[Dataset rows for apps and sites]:
»»
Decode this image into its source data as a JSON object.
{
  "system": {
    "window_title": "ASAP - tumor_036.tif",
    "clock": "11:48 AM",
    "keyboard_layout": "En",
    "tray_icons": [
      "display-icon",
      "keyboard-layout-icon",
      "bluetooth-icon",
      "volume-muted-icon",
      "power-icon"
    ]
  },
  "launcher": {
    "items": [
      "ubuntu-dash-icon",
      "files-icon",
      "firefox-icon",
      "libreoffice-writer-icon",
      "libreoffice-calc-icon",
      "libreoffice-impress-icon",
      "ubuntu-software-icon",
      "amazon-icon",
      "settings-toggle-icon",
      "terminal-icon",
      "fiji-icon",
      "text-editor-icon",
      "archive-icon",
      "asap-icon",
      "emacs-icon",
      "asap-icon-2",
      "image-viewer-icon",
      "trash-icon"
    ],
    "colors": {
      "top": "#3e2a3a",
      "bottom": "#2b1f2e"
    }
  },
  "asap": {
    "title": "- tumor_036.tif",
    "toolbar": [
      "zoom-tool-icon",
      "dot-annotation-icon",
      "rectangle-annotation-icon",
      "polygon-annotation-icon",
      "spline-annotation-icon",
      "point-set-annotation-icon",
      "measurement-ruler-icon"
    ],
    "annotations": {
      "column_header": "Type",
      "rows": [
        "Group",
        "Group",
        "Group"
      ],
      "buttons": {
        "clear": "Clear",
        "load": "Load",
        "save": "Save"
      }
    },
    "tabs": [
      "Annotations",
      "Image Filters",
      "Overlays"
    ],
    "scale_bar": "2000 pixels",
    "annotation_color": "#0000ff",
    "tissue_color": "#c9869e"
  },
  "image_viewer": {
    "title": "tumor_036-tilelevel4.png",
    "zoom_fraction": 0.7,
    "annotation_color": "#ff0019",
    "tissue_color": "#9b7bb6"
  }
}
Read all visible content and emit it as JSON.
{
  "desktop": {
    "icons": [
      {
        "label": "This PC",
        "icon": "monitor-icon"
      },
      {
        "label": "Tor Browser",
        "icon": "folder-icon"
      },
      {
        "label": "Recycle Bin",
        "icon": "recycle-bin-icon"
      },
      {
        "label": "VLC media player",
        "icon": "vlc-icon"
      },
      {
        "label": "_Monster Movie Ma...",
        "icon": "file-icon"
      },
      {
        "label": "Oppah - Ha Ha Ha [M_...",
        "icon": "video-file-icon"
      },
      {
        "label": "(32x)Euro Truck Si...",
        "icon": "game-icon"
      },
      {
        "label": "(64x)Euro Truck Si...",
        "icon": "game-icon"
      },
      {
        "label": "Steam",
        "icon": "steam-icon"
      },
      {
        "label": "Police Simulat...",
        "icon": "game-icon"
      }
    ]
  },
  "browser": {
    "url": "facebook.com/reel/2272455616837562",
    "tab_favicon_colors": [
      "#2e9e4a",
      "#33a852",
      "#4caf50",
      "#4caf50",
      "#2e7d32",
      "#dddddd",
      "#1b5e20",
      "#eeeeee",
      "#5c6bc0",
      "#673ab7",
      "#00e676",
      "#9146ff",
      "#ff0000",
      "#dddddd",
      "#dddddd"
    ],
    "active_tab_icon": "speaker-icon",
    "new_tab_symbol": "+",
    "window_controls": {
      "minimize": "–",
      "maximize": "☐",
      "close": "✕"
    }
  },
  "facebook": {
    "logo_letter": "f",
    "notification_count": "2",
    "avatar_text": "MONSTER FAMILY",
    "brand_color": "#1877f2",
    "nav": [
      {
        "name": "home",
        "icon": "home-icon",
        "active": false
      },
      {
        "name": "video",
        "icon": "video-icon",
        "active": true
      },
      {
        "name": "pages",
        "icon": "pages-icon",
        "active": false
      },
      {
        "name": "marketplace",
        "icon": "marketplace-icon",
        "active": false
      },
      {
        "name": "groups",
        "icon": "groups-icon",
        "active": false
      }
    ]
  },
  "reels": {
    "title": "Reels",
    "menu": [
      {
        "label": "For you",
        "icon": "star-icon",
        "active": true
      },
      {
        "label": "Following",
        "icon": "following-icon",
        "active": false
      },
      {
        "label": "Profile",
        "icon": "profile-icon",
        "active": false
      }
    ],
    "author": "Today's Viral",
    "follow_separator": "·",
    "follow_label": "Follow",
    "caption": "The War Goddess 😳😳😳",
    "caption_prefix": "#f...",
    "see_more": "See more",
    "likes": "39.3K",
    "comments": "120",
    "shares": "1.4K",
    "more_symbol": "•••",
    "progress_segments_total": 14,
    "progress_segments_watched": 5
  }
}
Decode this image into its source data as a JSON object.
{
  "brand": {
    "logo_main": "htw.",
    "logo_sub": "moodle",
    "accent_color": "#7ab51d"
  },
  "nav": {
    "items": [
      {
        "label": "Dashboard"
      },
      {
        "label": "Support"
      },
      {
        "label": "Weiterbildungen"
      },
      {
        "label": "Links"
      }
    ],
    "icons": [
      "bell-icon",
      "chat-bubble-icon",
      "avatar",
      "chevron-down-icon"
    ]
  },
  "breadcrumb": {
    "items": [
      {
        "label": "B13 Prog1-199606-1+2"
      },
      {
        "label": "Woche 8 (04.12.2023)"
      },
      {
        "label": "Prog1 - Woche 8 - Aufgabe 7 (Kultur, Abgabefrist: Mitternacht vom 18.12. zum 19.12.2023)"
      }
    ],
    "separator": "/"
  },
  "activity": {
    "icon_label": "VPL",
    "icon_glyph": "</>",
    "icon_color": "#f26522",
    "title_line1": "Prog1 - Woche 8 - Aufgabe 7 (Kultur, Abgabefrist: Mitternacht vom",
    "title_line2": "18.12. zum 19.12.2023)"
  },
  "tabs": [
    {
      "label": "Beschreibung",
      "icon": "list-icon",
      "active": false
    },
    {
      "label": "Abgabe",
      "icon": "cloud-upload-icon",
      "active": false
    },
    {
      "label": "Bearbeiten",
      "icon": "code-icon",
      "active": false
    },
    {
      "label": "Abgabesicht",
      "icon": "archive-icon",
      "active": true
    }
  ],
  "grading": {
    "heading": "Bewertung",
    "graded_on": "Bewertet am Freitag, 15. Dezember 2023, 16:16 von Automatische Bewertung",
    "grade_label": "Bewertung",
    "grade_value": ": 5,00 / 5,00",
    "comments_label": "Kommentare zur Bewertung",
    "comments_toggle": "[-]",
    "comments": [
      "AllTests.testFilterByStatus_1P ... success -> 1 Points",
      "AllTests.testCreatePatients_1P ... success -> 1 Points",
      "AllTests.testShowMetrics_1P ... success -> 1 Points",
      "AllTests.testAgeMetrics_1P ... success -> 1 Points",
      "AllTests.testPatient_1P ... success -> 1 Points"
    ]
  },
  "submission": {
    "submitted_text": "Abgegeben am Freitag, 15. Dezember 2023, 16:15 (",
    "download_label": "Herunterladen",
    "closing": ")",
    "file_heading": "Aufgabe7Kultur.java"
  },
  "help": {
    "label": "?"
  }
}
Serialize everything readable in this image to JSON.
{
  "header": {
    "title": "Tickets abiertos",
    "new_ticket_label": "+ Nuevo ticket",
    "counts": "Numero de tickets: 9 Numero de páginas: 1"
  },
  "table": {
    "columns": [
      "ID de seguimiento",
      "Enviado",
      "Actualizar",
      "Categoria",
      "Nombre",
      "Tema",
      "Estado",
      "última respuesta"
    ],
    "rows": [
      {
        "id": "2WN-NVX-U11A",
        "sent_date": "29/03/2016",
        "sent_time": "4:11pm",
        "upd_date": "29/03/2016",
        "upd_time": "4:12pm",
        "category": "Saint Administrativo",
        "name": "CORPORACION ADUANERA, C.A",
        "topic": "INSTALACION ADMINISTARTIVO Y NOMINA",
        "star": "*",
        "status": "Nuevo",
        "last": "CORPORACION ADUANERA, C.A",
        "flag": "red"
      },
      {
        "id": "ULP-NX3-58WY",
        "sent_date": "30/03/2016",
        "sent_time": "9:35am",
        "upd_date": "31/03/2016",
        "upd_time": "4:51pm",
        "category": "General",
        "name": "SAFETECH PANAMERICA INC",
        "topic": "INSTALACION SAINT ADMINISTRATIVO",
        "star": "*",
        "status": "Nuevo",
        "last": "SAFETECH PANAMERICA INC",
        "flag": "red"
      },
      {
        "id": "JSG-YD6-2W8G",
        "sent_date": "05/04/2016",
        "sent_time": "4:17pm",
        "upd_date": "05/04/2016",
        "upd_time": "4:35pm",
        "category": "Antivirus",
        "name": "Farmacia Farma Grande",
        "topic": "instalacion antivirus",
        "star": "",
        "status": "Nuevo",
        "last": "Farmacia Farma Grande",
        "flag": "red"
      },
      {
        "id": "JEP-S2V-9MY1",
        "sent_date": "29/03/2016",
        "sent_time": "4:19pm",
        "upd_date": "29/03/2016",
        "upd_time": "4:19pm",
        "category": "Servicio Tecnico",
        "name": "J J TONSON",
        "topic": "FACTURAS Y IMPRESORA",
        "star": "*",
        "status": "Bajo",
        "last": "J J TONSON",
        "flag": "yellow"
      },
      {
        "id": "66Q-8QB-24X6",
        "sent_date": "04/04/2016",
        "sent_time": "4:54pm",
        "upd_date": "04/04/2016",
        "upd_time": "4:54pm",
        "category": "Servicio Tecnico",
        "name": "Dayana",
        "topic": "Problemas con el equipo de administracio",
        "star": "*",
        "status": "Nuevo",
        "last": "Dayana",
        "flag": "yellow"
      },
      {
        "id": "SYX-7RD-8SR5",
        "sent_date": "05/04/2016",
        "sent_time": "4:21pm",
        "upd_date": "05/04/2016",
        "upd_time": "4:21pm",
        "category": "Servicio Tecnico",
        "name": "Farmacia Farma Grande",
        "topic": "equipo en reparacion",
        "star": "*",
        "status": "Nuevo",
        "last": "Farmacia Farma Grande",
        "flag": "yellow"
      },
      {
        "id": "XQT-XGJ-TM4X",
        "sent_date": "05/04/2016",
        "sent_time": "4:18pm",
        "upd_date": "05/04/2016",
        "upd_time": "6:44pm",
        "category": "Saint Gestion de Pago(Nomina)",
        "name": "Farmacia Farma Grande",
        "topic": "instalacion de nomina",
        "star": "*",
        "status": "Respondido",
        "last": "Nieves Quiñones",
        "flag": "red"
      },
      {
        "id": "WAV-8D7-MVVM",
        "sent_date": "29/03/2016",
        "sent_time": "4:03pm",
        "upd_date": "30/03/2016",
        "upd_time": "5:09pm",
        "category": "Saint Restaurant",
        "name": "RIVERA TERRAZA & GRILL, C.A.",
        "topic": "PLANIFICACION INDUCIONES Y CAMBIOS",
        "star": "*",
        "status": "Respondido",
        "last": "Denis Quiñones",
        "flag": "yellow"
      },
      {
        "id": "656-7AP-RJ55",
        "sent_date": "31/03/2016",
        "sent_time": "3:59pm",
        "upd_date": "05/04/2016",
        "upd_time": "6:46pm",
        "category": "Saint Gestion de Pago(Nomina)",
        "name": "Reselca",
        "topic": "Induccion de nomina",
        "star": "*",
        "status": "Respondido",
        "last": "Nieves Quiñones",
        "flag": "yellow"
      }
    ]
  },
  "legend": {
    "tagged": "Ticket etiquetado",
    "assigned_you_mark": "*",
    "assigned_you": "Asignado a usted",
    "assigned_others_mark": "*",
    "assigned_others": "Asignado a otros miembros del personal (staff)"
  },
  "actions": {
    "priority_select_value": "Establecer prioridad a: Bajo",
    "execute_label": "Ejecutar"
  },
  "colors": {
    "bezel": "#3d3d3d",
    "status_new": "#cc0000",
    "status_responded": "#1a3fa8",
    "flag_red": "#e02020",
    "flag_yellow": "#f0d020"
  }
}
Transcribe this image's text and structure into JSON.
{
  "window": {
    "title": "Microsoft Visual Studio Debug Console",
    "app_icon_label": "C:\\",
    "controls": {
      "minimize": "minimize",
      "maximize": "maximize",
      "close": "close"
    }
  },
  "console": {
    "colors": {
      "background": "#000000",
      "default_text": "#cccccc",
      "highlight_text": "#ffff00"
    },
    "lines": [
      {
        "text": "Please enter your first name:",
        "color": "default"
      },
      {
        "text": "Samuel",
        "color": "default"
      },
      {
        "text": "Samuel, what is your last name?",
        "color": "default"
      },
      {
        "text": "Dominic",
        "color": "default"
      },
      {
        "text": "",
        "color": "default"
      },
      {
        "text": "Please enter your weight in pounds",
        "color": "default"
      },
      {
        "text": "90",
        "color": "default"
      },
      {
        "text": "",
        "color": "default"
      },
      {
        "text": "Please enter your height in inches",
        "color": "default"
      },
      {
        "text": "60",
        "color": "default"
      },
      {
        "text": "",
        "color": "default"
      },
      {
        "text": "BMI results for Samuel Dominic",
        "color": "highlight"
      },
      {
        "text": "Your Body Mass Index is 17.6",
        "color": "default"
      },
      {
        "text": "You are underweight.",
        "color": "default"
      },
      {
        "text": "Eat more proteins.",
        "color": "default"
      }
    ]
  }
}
««
Exactly and only the lines from the line containing "Transcribe this image's" through the final line of the records above must be returned.

Transcribe this image's text and structure into JSON.
{
  "window": {
    "title": "Microsoft Visual Studio Debug Console",
    "app_icon_label": "C:\\",
    "controls": {
      "minimize": "minimize",
      "maximize": "maximize",
      "close": "close"
    }
  },
  "console": {
    "colors": {
      "background": "#000000",
      "default_text": "#cccccc",
      "highlight_text": "#ffff00"
    },
    "lines": [
      {
        "text": "Please enter your first name:",
        "color": "default"
      },
      {
        "text": "Samuel",
        "color": "default"
      },
      {
        "text": "Samuel, what is your last name?",
        "color": "default"
      },
      {
        "text": "Dominic",
        "color": "default"
      },
      {
        "text": "",
        "color": "default"
      },
      {
        "text": "Please enter your weight in pounds",
        "color": "default"
      },
      {
        "text": "90",
        "color": "default"
      },
      {
        "text": "",
        "color": "default"
      },
      {
        "text": "Please enter your height in inches",
        "color": "default"
      },
      {
        "text": "60",
        "color": "default"
      },
      {
        "text": "",
        "color": "default"
      },
      {
        "text": "BMI results for Samuel Dominic",
        "color": "highlight"
      },
      {
        "text": "Your Body Mass Index is 17.6",
        "color": "default"
      },
      {
        "text": "You are underweight.",
        "color": "default"
      },
      {
        "text": "Eat more proteins.",
        "color": "default"
      }
    ]
  }
}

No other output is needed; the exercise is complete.